• ФРАГМЕНТ ДОКУМЕНТА:
——————

ВЕРСИЯ ДЛЯ СЛАБОВИДЯЩИХ
Огни Кузбасса 2020 г.

Виктор Коняев. По притяжению необоримому (Заметки неравнодушного)

Толпа и красота
Летят года, как птахи быстрокрылые, не успел оглянуться, а уже пара лет отлетела в прошлое. И снова представилась возможность поехать на Байкал, полюбившийся мне, омыть лицо и руки его обжигающей водой. У нас в Кузбассе весна нынче пакостная – дожди и холода, холода и дожди, по прогнозам же в Иркутске ожидалось тепло и солнце, так что была даже надежда не только омыть отдельные части тела, но и целиком погрузиться.
Уезжал в дождь, но он не портил моего настроения, прекрасного в ожидании встреч в поезде, а особенно в Иркутске.
Около года назад познакомился с главным редактором журнала писателей Иркутской области «Сибирь» Анатолием Григорьевичем Байбородиным, правда пока общались по телефону, но вот я еду туда и надеюсь познакомиться лично с ним и литераторами Иркутска.
Помня предыдущее путешествие, я был полон надежд на доверительное общение с попутчиками, долгие беседы о жизни и немало удивился, когда увидел в нашем отсеке из шести спальных мест по обеим сторонам прохода всего одного пассажира, довольно полного молодого человека, едущего в Тайшет. Сам он из Красноярска, работает в Тайшете мастером на стройке, а сейчас возвращается из двухдневной поездки к другу в наш город. Роман не очень разговорчив, да и поколения наши далековато отстоят одно от другого.

——————

• ЧТО ТРЕБУЕТСЯ:
Определите, соответствует ли каждое из трех утверждений фрагменту документа. Для каждого ответьте «да» или «нет» и приведите решающие слова фрагмента в точной цитате.
1. Весна в Кузбассе в этом году выдалась теплой и солнечной.
2. Автор уже встречался с Анатолием Григорьевичем Байбородиным лично.
3. Попутчик Роман работает в Тайшете мастером на стройке.

——————

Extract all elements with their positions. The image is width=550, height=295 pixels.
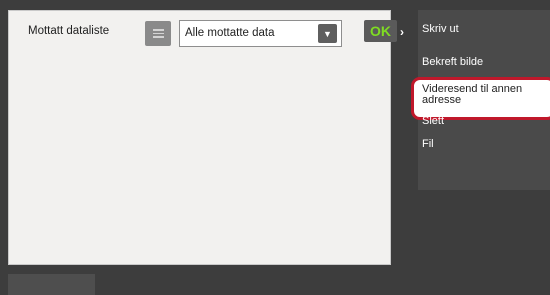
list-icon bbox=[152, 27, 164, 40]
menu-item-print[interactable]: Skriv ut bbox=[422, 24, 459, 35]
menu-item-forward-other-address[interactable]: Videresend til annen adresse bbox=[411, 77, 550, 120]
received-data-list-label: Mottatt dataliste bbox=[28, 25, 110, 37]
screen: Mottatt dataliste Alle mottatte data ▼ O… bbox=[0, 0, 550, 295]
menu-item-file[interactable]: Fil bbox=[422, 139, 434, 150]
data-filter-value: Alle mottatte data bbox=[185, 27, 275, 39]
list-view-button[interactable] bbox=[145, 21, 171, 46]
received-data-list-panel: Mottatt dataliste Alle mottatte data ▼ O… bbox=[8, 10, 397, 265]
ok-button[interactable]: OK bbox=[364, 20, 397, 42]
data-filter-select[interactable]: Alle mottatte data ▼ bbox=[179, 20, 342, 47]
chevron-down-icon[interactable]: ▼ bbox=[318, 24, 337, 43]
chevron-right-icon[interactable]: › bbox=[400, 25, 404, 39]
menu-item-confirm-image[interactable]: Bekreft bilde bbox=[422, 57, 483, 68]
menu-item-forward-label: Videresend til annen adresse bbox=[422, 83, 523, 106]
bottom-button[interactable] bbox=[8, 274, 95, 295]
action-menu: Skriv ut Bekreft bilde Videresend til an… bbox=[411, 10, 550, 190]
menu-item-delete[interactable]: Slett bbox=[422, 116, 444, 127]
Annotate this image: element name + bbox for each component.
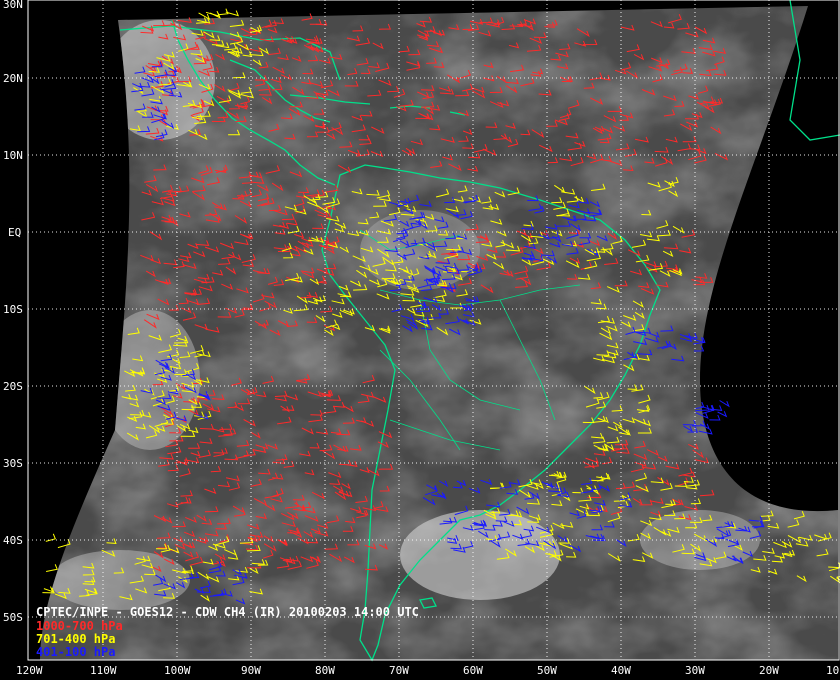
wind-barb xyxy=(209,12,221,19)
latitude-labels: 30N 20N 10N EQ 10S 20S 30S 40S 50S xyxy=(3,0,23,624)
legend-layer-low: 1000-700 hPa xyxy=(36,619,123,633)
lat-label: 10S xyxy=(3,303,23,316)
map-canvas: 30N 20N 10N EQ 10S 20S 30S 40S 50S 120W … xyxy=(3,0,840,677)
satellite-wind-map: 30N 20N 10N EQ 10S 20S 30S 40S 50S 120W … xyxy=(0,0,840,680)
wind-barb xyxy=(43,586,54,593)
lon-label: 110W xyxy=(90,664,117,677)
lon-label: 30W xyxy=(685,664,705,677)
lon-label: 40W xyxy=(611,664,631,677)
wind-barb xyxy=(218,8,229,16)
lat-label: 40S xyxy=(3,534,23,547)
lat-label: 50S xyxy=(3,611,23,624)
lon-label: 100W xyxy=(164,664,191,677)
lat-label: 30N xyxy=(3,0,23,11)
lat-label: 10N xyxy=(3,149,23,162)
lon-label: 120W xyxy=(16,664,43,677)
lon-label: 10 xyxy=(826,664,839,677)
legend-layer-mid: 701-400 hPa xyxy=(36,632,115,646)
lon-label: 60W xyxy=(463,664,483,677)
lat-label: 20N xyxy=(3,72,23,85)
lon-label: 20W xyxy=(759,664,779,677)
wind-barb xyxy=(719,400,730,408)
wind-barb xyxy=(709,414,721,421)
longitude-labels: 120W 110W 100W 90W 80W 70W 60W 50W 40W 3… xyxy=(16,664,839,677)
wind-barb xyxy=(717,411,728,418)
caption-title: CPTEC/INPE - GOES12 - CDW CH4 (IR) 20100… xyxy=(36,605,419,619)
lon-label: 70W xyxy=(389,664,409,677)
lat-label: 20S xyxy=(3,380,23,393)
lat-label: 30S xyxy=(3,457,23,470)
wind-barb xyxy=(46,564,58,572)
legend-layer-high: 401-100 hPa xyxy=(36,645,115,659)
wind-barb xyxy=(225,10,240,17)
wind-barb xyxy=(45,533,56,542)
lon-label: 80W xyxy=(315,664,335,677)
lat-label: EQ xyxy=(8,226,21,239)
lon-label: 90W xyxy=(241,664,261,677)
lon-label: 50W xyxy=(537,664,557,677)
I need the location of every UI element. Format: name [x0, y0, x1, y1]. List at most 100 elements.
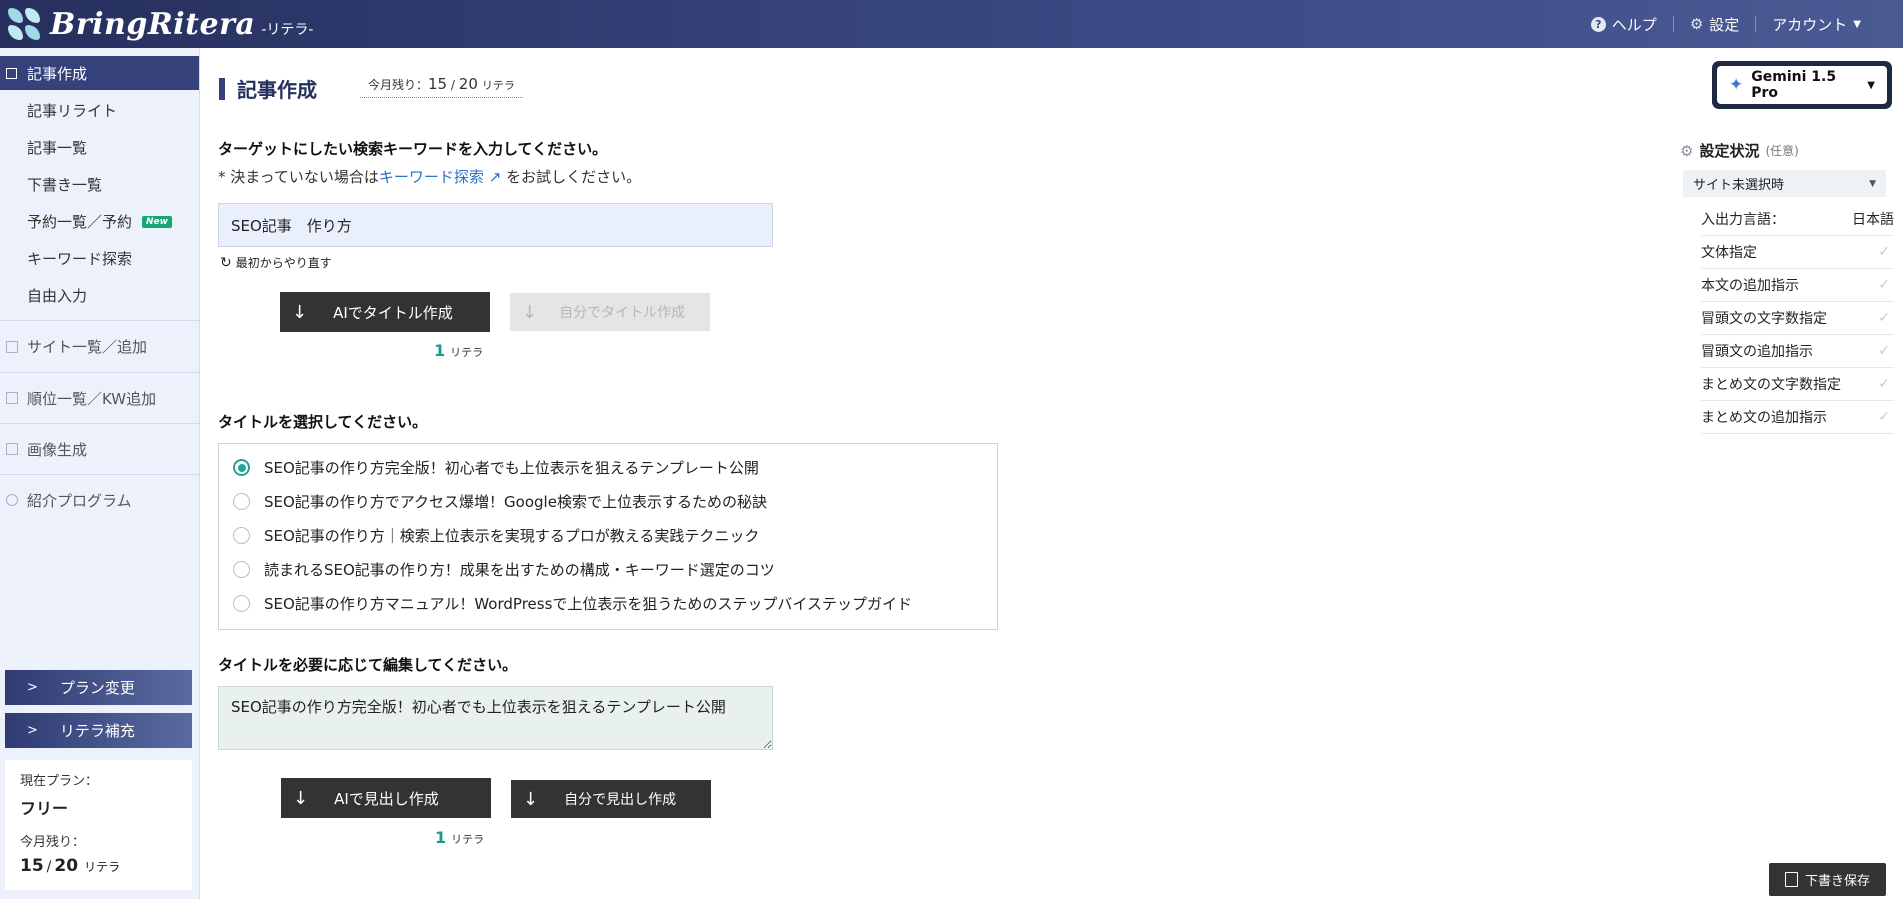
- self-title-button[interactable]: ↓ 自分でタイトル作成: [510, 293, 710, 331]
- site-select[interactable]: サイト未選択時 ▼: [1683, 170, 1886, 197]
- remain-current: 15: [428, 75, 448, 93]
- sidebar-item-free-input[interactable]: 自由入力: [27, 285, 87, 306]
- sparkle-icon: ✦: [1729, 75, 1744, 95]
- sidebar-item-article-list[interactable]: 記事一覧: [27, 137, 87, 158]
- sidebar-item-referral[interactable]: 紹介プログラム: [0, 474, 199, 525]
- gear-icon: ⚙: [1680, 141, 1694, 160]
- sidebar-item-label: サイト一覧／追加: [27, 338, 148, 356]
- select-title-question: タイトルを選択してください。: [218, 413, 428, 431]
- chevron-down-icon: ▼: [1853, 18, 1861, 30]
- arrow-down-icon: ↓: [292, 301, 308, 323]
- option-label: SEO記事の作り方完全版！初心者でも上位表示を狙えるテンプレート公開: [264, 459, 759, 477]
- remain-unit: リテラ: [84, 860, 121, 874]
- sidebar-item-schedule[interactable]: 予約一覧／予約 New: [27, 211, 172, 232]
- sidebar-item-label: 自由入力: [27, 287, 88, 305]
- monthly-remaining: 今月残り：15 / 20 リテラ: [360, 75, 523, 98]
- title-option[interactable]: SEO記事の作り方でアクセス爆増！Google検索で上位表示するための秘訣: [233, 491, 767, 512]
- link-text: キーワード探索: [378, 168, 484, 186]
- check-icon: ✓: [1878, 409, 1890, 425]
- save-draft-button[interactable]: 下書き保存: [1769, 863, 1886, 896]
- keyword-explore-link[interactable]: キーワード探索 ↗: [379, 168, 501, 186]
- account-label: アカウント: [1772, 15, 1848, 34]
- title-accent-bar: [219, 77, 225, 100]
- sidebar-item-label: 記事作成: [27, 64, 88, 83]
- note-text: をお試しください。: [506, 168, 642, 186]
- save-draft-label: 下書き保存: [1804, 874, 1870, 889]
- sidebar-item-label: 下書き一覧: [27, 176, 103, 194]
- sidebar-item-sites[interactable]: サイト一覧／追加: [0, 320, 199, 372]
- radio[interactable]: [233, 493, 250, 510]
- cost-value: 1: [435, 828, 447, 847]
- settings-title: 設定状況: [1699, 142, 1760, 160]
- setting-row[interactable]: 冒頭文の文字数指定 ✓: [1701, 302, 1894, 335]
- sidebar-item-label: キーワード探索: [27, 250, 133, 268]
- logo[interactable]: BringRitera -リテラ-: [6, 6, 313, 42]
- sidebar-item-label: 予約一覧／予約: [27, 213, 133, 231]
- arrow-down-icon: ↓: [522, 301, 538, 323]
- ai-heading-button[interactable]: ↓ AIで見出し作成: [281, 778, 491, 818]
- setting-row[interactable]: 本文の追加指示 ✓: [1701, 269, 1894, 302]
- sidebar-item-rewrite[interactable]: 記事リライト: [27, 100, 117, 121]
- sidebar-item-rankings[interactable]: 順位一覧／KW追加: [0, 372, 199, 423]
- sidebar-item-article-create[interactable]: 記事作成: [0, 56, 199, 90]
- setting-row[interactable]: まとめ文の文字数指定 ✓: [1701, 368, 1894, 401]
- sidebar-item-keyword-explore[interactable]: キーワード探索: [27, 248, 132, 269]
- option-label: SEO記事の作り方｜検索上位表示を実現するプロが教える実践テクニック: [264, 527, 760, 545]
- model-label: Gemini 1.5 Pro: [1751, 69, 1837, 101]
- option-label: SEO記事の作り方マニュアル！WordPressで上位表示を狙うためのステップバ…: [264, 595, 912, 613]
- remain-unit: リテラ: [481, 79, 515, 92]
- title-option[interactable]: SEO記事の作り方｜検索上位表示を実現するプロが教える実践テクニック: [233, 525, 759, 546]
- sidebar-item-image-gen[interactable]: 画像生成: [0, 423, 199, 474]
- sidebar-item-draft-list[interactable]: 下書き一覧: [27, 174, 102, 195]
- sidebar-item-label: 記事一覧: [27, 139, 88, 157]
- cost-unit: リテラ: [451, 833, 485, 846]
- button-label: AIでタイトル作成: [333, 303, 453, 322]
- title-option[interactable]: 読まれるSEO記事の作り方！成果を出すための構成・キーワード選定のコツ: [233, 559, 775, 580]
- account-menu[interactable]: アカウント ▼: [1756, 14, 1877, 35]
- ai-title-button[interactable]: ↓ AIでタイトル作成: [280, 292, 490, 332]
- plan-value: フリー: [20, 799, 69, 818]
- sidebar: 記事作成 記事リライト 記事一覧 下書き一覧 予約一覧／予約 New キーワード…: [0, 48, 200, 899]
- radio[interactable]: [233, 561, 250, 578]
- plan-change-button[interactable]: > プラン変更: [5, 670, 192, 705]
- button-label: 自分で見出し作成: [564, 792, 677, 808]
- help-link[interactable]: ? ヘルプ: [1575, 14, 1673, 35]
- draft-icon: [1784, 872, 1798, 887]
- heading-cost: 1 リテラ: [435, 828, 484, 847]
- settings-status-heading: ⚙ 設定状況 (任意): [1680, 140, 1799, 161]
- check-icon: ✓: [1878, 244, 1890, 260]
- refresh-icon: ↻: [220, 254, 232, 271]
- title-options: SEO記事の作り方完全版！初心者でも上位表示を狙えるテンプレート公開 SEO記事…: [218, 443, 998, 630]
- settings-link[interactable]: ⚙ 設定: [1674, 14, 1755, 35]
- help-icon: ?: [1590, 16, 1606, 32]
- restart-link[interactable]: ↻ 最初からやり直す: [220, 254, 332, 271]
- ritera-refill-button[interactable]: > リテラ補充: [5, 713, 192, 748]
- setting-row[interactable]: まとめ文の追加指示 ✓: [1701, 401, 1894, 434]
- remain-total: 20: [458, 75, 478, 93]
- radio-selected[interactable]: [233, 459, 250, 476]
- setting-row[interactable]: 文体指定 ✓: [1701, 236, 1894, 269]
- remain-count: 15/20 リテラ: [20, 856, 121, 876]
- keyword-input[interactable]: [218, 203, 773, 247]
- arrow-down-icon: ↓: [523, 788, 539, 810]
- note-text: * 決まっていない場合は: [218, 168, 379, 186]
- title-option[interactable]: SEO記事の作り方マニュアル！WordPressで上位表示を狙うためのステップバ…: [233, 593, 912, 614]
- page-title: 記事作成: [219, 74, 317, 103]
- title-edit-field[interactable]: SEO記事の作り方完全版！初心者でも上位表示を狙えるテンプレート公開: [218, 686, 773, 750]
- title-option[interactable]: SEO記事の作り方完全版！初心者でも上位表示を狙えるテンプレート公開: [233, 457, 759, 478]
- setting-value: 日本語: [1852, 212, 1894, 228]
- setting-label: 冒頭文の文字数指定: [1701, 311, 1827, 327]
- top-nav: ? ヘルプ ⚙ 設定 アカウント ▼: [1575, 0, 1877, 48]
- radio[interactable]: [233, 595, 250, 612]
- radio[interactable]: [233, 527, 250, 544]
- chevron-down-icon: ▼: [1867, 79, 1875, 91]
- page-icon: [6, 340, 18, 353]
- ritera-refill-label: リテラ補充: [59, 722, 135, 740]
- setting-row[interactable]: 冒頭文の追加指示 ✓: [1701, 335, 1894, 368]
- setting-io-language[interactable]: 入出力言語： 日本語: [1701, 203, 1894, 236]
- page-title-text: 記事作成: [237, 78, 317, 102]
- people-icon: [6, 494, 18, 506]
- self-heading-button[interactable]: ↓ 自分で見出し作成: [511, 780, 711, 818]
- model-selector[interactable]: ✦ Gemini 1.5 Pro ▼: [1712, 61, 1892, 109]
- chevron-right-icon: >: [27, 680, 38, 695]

——————

• ВЕРНЫЙ ОТВЕТ:
1. Нет: «У нас в Кузбассе весна нынче пакостная – дожди и холода, холода и дожди».
2. Нет: «правда пока общались по телефону, но вот я еду туда и надеюсь познакомиться лично с ним».
3. Да: «работает в Тайшете мастером на стройке».